## [What needs to be done]
Filter the listing below, copying every line in which the word "coordinate" appears.

## [Chart and figure data]
▼▼▼

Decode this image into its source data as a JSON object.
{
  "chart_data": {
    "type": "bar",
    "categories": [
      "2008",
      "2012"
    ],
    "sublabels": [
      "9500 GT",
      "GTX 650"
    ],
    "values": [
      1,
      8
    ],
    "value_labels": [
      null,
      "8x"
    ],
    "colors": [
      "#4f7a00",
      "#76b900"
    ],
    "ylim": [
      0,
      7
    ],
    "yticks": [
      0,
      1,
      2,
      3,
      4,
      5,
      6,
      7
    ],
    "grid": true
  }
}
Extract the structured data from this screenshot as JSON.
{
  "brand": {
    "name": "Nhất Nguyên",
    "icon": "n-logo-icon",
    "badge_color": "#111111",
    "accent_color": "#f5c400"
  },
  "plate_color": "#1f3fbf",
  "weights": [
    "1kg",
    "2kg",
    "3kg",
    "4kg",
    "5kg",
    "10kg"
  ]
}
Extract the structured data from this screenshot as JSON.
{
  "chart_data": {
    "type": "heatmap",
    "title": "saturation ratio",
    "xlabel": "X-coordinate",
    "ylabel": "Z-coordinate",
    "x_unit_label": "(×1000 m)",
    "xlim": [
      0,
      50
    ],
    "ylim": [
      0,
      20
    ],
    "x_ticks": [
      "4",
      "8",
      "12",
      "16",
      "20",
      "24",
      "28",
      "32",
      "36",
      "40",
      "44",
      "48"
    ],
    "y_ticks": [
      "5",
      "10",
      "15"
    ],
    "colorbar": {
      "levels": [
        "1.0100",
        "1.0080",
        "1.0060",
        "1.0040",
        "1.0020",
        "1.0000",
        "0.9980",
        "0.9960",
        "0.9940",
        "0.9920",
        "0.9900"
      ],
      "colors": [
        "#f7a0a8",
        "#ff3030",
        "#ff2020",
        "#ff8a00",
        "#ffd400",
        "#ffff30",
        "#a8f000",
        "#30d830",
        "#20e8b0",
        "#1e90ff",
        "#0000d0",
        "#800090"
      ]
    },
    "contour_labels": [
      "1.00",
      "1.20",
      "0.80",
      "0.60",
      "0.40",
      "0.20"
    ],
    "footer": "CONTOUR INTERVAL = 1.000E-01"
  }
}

▲▲▲

## [Full answer]
    "xlabel": "X-coordinate",
    "ylabel": "Z-coordinate",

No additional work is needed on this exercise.